INPUT FOR THIS TASK
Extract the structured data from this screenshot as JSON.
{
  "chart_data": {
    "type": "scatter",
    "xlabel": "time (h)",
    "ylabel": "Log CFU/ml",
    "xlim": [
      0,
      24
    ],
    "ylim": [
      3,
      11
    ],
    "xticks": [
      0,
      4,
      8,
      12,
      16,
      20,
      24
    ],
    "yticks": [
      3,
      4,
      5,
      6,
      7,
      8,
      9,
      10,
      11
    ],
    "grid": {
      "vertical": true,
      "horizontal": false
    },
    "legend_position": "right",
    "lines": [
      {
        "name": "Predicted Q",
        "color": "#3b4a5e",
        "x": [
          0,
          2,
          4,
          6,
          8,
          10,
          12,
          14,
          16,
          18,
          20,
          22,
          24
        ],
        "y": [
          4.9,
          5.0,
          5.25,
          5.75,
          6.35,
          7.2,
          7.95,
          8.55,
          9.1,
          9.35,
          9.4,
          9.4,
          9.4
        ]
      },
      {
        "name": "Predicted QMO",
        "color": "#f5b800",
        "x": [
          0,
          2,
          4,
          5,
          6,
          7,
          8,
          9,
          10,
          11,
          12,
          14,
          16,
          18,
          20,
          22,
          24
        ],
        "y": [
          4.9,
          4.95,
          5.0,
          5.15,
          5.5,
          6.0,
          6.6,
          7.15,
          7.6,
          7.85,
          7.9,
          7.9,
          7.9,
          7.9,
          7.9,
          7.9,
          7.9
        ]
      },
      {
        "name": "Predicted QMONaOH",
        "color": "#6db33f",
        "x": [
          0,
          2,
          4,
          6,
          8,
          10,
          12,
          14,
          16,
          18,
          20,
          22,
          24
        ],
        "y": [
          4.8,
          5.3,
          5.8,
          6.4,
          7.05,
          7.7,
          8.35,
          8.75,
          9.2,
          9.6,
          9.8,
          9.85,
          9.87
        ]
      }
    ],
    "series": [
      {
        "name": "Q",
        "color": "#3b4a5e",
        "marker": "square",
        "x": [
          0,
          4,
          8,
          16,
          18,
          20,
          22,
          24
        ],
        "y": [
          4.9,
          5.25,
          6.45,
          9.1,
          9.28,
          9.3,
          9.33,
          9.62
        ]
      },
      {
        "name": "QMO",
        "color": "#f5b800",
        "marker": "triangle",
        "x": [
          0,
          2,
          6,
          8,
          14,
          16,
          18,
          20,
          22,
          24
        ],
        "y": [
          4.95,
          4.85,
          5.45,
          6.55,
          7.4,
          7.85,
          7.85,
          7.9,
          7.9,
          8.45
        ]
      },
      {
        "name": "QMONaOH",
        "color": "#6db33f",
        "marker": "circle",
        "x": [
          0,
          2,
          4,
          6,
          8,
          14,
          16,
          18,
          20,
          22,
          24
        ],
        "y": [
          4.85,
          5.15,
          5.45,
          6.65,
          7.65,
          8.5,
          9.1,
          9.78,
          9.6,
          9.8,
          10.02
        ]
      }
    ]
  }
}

TASK INSTRUCTIONS
Go through the entries above and copy every line containing "Predicted".

TASK RESULT
        "name": "Predicted Q",
        "name": "Predicted QMO",
        "name": "Predicted QMONaOH",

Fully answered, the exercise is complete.